● **The task**: Write out the whole listing again, exactly.

Rows from a figure dataset:

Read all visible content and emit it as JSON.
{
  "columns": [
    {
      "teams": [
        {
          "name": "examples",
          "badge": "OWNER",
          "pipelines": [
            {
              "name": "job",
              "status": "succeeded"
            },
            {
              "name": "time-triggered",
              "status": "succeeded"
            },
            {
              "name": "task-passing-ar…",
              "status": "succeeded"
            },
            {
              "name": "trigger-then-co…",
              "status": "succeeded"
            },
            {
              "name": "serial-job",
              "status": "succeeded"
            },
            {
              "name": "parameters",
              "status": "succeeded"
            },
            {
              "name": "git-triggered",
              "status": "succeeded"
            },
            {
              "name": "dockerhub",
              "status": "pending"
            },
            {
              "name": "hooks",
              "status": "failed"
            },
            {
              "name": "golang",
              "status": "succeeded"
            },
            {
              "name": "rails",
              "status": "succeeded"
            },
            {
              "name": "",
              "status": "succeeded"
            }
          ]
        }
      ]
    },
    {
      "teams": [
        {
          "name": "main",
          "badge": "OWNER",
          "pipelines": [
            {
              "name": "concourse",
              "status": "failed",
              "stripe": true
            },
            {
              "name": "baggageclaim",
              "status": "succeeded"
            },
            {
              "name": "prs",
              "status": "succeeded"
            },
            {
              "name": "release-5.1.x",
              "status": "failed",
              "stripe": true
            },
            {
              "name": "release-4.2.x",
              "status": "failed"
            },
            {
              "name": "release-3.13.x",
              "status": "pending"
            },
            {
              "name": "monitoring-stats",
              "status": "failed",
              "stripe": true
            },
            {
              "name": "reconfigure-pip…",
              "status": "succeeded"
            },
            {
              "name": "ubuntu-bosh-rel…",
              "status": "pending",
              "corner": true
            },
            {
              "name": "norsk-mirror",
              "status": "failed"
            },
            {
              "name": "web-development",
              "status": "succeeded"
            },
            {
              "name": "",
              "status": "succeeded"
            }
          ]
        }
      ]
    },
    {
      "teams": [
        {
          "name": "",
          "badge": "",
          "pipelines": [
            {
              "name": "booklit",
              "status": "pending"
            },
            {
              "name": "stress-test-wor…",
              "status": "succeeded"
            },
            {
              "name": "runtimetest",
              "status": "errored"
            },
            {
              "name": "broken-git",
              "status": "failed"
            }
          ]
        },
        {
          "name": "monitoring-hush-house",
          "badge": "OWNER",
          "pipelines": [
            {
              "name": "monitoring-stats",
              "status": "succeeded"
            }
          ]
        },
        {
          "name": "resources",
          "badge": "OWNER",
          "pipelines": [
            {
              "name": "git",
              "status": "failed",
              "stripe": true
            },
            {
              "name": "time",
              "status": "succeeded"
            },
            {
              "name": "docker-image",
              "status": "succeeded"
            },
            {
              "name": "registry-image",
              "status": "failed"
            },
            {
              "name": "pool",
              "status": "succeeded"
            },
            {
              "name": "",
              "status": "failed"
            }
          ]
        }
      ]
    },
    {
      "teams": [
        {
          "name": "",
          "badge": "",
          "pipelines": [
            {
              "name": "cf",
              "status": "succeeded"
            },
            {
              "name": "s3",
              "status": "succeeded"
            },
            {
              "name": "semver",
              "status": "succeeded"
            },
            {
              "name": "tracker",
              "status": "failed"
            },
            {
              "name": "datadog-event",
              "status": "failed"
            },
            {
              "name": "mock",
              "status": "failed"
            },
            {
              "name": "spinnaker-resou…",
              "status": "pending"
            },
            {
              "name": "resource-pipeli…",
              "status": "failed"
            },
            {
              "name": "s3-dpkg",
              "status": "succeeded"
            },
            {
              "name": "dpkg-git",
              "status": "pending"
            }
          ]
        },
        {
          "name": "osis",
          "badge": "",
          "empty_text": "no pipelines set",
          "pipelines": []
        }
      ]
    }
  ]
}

● **Response**:
Read all visible content and emit it as JSON.
{
  "columns": [
    {
      "teams": [
        {
          "name": "examples",
          "badge": "OWNER",
          "pipelines": [
            {
              "name": "job",
              "status": "succeeded"
            },
            {
              "name": "time-triggered",
              "status": "succeeded"
            },
            {
              "name": "task-passing-ar…",
              "status": "succeeded"
            },
            {
              "name": "trigger-then-co…",
              "status": "succeeded"
            },
            {
              "name": "serial-job",
              "status": "succeeded"
            },
            {
              "name": "parameters",
              "status": "succeeded"
            },
            {
              "name": "git-triggered",
              "status": "succeeded"
            },
            {
              "name": "dockerhub",
              "status": "pending"
            },
            {
              "name": "hooks",
              "status": "failed"
            },
            {
              "name": "golang",
              "status": "succeeded"
            },
            {
              "name": "rails",
              "status": "succeeded"
            },
            {
              "name": "",
              "status": "succeeded"
            }
          ]
        }
      ]
    },
    {
      "teams": [
        {
          "name": "main",
          "badge": "OWNER",
          "pipelines": [
            {
              "name": "concourse",
              "status": "failed",
              "stripe": true
            },
            {
              "name": "baggageclaim",
              "status": "succeeded"
            },
            {
              "name": "prs",
              "status": "succeeded"
            },
            {
              "name": "release-5.1.x",
              "status": "failed",
              "stripe": true
            },
            {
              "name": "release-4.2.x",
              "status": "failed"
            },
            {
              "name": "release-3.13.x",
              "status": "pending"
            },
            {
              "name": "monitoring-stats",
              "status": "failed",
              "stripe": true
            },
            {
              "name": "reconfigure-pip…",
              "status": "succeeded"
            },
            {
              "name": "ubuntu-bosh-rel…",
              "status": "pending",
              "corner": true
            },
            {
              "name": "norsk-mirror",
              "status": "failed"
            },
            {
              "name": "web-development",
              "status": "succeeded"
            },
            {
              "name": "",
              "status": "succeeded"
            }
          ]
        }
      ]
    },
    {
      "teams": [
        {
          "name": "",
          "badge": "",
          "pipelines": [
            {
              "name": "booklit",
              "status": "pending"
            },
            {
              "name": "stress-test-wor…",
              "status": "succeeded"
            },
            {
              "name": "runtimetest",
              "status": "errored"
            },
            {
              "name": "broken-git",
              "status": "failed"
            }
          ]
        },
        {
          "name": "monitoring-hush-house",
          "badge": "OWNER",
          "pipelines": [
            {
              "name": "monitoring-stats",
              "status": "succeeded"
            }
          ]
        },
        {
          "name": "resources",
          "badge": "OWNER",
          "pipelines": [
            {
              "name": "git",
              "status": "failed",
              "stripe": true
            },
            {
              "name": "time",
              "status": "succeeded"
            },
            {
              "name": "docker-image",
              "status": "succeeded"
            },
            {
              "name": "registry-image",
              "status": "failed"
            },
            {
              "name": "pool",
              "status": "succeeded"
            },
            {
              "name": "",
              "status": "failed"
            }
          ]
        }
      ]
    },
    {
      "teams": [
        {
          "name": "",
          "badge": "",
          "pipelines": [
            {
              "name": "cf",
              "status": "succeeded"
            },
            {
              "name": "s3",
              "status": "succeeded"
            },
            {
              "name": "semver",
              "status": "succeeded"
            },
            {
              "name": "tracker",
              "status": "failed"
            },
            {
              "name": "datadog-event",
              "status": "failed"
            },
            {
              "name": "mock",
              "status": "failed"
            },
            {
              "name": "spinnaker-resou…",
              "status": "pending"
            },
            {
              "name": "resource-pipeli…",
              "status": "failed"
            },
            {
              "name": "s3-dpkg",
              "status": "succeeded"
            },
            {
              "name": "dpkg-git",
              "status": "pending"
            }
          ]
        },
        {
          "name": "osis",
          "badge": "",
          "empty_text": "no pipelines set",
          "pipelines": []
        }
      ]
    }
  ]
}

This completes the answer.